### Instructions to follow
Exact reproduction is required for all entries.

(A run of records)
%%

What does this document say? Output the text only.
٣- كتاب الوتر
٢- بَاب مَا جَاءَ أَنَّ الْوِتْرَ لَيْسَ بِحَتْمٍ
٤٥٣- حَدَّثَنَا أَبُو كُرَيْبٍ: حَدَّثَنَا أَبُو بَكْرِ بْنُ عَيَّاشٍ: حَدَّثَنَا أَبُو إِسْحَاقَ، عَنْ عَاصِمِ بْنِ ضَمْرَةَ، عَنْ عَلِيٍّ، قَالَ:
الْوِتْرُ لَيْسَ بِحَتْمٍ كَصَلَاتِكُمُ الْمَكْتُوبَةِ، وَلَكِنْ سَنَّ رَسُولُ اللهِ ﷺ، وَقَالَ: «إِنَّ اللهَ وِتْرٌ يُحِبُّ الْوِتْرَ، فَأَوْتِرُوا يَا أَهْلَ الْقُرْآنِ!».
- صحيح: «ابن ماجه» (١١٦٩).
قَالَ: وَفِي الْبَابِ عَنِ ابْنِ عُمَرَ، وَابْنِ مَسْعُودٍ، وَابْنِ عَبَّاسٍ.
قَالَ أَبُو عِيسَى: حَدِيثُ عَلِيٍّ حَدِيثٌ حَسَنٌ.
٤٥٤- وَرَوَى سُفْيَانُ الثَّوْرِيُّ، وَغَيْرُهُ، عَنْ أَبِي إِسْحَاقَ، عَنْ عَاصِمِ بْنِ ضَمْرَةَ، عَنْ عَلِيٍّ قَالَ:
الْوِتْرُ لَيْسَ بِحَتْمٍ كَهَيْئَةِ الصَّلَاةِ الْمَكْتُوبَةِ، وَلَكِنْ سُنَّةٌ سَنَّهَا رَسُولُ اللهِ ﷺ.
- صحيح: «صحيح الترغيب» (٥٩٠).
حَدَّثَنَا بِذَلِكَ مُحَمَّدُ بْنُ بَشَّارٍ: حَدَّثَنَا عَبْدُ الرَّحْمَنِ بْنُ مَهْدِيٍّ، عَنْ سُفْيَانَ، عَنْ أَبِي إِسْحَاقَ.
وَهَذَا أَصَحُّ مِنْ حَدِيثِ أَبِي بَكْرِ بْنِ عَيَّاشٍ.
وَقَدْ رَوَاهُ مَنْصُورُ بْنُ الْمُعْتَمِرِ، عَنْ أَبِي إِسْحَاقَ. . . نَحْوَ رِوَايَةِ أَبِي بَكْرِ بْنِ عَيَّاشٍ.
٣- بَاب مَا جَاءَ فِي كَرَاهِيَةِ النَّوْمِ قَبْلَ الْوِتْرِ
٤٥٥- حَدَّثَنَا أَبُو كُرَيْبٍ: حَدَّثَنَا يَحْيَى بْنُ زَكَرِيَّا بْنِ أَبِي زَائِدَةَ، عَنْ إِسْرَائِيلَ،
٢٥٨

%%

### Complete response
What does this document say? Output the text only.
٣- كتاب الوتر
٢- بَاب مَا جَاءَ أَنَّ الْوِتْرَ لَيْسَ بِحَتْمٍ
٤٥٣- حَدَّثَنَا أَبُو كُرَيْبٍ: حَدَّثَنَا أَبُو بَكْرِ بْنُ عَيَّاشٍ: حَدَّثَنَا أَبُو إِسْحَاقَ، عَنْ عَاصِمِ بْنِ ضَمْرَةَ، عَنْ عَلِيٍّ، قَالَ:
الْوِتْرُ لَيْسَ بِحَتْمٍ كَصَلَاتِكُمُ الْمَكْتُوبَةِ، وَلَكِنْ سَنَّ رَسُولُ اللهِ ﷺ، وَقَالَ: «إِنَّ اللهَ وِتْرٌ يُحِبُّ الْوِتْرَ، فَأَوْتِرُوا يَا أَهْلَ الْقُرْآنِ!».
- صحيح: «ابن ماجه» (١١٦٩).
قَالَ: وَفِي الْبَابِ عَنِ ابْنِ عُمَرَ، وَابْنِ مَسْعُودٍ، وَابْنِ عَبَّاسٍ.
قَالَ أَبُو عِيسَى: حَدِيثُ عَلِيٍّ حَدِيثٌ حَسَنٌ.
٤٥٤- وَرَوَى سُفْيَانُ الثَّوْرِيُّ، وَغَيْرُهُ، عَنْ أَبِي إِسْحَاقَ، عَنْ عَاصِمِ بْنِ ضَمْرَةَ، عَنْ عَلِيٍّ قَالَ:
الْوِتْرُ لَيْسَ بِحَتْمٍ كَهَيْئَةِ الصَّلَاةِ الْمَكْتُوبَةِ، وَلَكِنْ سُنَّةٌ سَنَّهَا رَسُولُ اللهِ ﷺ.
- صحيح: «صحيح الترغيب» (٥٩٠).
حَدَّثَنَا بِذَلِكَ مُحَمَّدُ بْنُ بَشَّارٍ: حَدَّثَنَا عَبْدُ الرَّحْمَنِ بْنُ مَهْدِيٍّ، عَنْ سُفْيَانَ، عَنْ أَبِي إِسْحَاقَ.
وَهَذَا أَصَحُّ مِنْ حَدِيثِ أَبِي بَكْرِ بْنِ عَيَّاشٍ.
وَقَدْ رَوَاهُ مَنْصُورُ بْنُ الْمُعْتَمِرِ، عَنْ أَبِي إِسْحَاقَ. . . نَحْوَ رِوَايَةِ أَبِي بَكْرِ بْنِ عَيَّاشٍ.
٣- بَاب مَا جَاءَ فِي كَرَاهِيَةِ النَّوْمِ قَبْلَ الْوِتْرِ
٤٥٥- حَدَّثَنَا أَبُو كُرَيْبٍ: حَدَّثَنَا يَحْيَى بْنُ زَكَرِيَّا بْنِ أَبِي زَائِدَةَ، عَنْ إِسْرَائِيلَ،
٢٥٨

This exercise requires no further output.